## WHAT THE TASK ASKS
Reproduce all the items below, swapping every "y-tick-label" for "y-axis-label" and changing nothing else. Omit the pictures from your answer.
----
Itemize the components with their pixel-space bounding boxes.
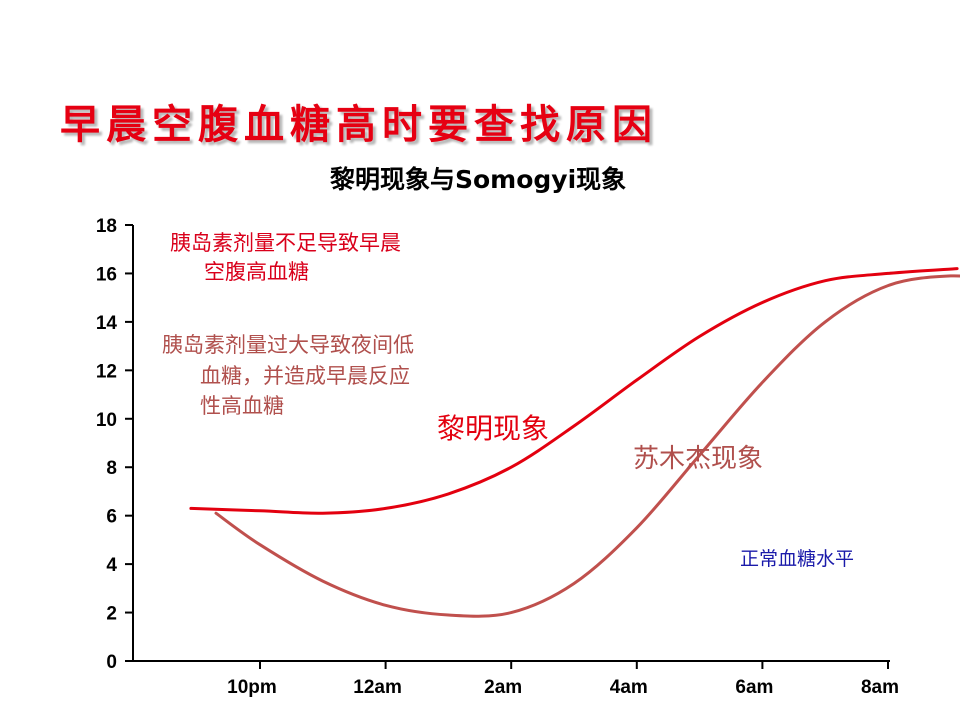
annotation-insulin-high-2: 血糖，并造成早晨反应 [200, 364, 410, 388]
series-label-somogyi: 苏木杰现象 [633, 444, 763, 474]
annotation-insulin-low-1: 胰岛素剂量不足导致早晨 [170, 231, 401, 255]
y-tick-label: 16 [96, 264, 117, 285]
y-tick-label: 14 [96, 313, 118, 334]
x-tick-label: 12am [353, 677, 402, 698]
y-tick-label: 8 [106, 458, 117, 479]
page-title: 早晨空腹血糖高时要查找原因 [60, 101, 658, 148]
annotation-insulin-high-3: 性高血糖 [200, 394, 284, 418]
chart-subtitle: 黎明现象与Somogyi现象 [330, 165, 627, 194]
y-tick-label: 4 [106, 555, 117, 576]
series-line-dawn [189, 267, 959, 515]
y-tick-label: 0 [106, 652, 117, 673]
x-tick-label: 4am [610, 677, 648, 698]
annotation-insulin-high-1: 胰岛素剂量过大导致夜间低 [162, 333, 414, 357]
y-tick-label: 6 [106, 507, 117, 528]
x-tick-label: 6am [735, 677, 773, 698]
annotation-insulin-low-2: 空腹高血糖 [204, 260, 309, 284]
y-tick-label: 12 [96, 361, 117, 382]
series-label-dawn: 黎明现象 [437, 412, 549, 445]
y-tick-label: 2 [106, 604, 117, 625]
chart-axes: 0 2 4 6 8 10 12 14 16 18 10pm 12am 2am 4am 6am 8am [96, 216, 899, 698]
y-tick-label: 10 [96, 410, 117, 431]
x-tick-label: 10pm [227, 677, 277, 698]
x-tick-label: 8am [861, 677, 899, 698]
series-line-somogyi [214, 274, 960, 618]
chart-series [189, 267, 960, 618]
x-tick-label: 2am [484, 677, 522, 698]
y-tick-label: 18 [96, 216, 117, 237]
normal-level-label: 正常血糖水平 [740, 548, 854, 570]
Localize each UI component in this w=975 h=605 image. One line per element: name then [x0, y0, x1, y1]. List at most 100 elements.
----
## EXERCISE SOLUTION
Itemize the components with their pixel-space bounding boxes.
annotation-insulin-high-2: 血糖，并造成早晨反应 [200, 364, 410, 388]
series-label-somogyi: 苏木杰现象 [633, 444, 763, 474]
annotation-insulin-low-1: 胰岛素剂量不足导致早晨 [170, 231, 401, 255]
y-axis-label: 16 [96, 264, 117, 285]
y-axis-label: 14 [96, 313, 118, 334]
x-tick-label: 12am [353, 677, 402, 698]
y-axis-label: 8 [106, 458, 117, 479]
page-title: 早晨空腹血糖高时要查找原因 [60, 101, 658, 148]
annotation-insulin-high-3: 性高血糖 [200, 394, 284, 418]
chart-subtitle: 黎明现象与Somogyi现象 [330, 165, 627, 194]
y-axis-label: 4 [106, 555, 117, 576]
series-line-dawn [189, 267, 959, 515]
y-axis-label: 0 [106, 652, 117, 673]
x-tick-label: 4am [610, 677, 648, 698]
annotation-insulin-high-1: 胰岛素剂量过大导致夜间低 [162, 333, 414, 357]
y-axis-label: 6 [106, 507, 117, 528]
x-tick-label: 6am [735, 677, 773, 698]
annotation-insulin-low-2: 空腹高血糖 [204, 260, 309, 284]
y-axis-label: 12 [96, 361, 117, 382]
series-label-dawn: 黎明现象 [437, 412, 549, 445]
y-axis-label: 2 [106, 604, 117, 625]
chart-axes: 0 2 4 6 8 10 12 14 16 18 10pm 12am 2am 4am 6am 8am [96, 216, 899, 698]
y-axis-label: 10 [96, 410, 117, 431]
x-tick-label: 10pm [227, 677, 277, 698]
x-tick-label: 8am [861, 677, 899, 698]
series-line-somogyi [214, 274, 960, 618]
chart-series [189, 267, 960, 618]
x-tick-label: 2am [484, 677, 522, 698]
y-axis-label: 18 [96, 216, 117, 237]
normal-level-label: 正常血糖水平 [740, 548, 854, 570]
Localize each UI component in this w=975 h=605 image. One line per element: name then [x0, y0, x1, y1]. List at most 100 elements.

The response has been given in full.